**Dataset items:**
· · · ·

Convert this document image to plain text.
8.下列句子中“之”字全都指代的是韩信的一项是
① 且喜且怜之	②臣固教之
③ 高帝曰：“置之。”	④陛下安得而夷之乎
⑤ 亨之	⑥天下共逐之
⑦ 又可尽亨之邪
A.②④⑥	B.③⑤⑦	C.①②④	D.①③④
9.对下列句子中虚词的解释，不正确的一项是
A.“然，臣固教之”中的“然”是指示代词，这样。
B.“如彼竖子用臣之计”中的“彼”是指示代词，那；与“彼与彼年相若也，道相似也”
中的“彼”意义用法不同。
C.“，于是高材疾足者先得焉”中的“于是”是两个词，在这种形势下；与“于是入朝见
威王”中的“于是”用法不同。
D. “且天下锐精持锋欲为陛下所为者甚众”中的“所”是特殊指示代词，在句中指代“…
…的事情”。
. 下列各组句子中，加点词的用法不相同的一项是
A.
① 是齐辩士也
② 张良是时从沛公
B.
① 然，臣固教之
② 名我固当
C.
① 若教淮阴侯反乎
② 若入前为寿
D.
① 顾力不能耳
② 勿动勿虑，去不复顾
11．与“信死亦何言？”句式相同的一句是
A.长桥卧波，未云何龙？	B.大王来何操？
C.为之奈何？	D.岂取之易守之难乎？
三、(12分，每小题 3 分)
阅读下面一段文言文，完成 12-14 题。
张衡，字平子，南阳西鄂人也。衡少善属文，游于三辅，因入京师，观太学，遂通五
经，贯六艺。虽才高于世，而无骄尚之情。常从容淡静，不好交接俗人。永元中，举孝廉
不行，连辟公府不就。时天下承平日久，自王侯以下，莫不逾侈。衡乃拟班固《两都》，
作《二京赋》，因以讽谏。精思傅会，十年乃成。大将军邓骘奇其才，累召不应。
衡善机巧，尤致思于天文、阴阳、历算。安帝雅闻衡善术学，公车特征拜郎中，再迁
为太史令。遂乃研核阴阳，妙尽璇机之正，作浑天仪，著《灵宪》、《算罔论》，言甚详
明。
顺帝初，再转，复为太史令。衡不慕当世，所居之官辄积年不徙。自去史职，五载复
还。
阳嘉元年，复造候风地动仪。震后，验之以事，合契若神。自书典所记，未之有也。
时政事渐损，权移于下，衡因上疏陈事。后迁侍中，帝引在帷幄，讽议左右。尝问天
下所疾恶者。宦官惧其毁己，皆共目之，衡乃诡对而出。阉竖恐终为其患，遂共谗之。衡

· · · ·

**Task goal:** Copy all data exactly, start to finish.

**Response:**
Convert this document image to plain text.
8.下列句子中“之”字全都指代的是韩信的一项是
① 且喜且怜之	②臣固教之
③ 高帝曰：“置之。”	④陛下安得而夷之乎
⑤ 亨之	⑥天下共逐之
⑦ 又可尽亨之邪
A.②④⑥	B.③⑤⑦	C.①②④	D.①③④
9.对下列句子中虚词的解释，不正确的一项是
A.“然，臣固教之”中的“然”是指示代词，这样。
B.“如彼竖子用臣之计”中的“彼”是指示代词，那；与“彼与彼年相若也，道相似也”
中的“彼”意义用法不同。
C.“，于是高材疾足者先得焉”中的“于是”是两个词，在这种形势下；与“于是入朝见
威王”中的“于是”用法不同。
D. “且天下锐精持锋欲为陛下所为者甚众”中的“所”是特殊指示代词，在句中指代“…
…的事情”。
. 下列各组句子中，加点词的用法不相同的一项是
A.
① 是齐辩士也
② 张良是时从沛公
B.
① 然，臣固教之
② 名我固当
C.
① 若教淮阴侯反乎
② 若入前为寿
D.
① 顾力不能耳
② 勿动勿虑，去不复顾
11．与“信死亦何言？”句式相同的一句是
A.长桥卧波，未云何龙？	B.大王来何操？
C.为之奈何？	D.岂取之易守之难乎？
三、(12分，每小题 3 分)
阅读下面一段文言文，完成 12-14 题。
张衡，字平子，南阳西鄂人也。衡少善属文，游于三辅，因入京师，观太学，遂通五
经，贯六艺。虽才高于世，而无骄尚之情。常从容淡静，不好交接俗人。永元中，举孝廉
不行，连辟公府不就。时天下承平日久，自王侯以下，莫不逾侈。衡乃拟班固《两都》，
作《二京赋》，因以讽谏。精思傅会，十年乃成。大将军邓骘奇其才，累召不应。
衡善机巧，尤致思于天文、阴阳、历算。安帝雅闻衡善术学，公车特征拜郎中，再迁
为太史令。遂乃研核阴阳，妙尽璇机之正，作浑天仪，著《灵宪》、《算罔论》，言甚详
明。
顺帝初，再转，复为太史令。衡不慕当世，所居之官辄积年不徙。自去史职，五载复
还。
阳嘉元年，复造候风地动仪。震后，验之以事，合契若神。自书典所记，未之有也。
时政事渐损，权移于下，衡因上疏陈事。后迁侍中，帝引在帷幄，讽议左右。尝问天
下所疾恶者。宦官惧其毁己，皆共目之，衡乃诡对而出。阉竖恐终为其患，遂共谗之。衡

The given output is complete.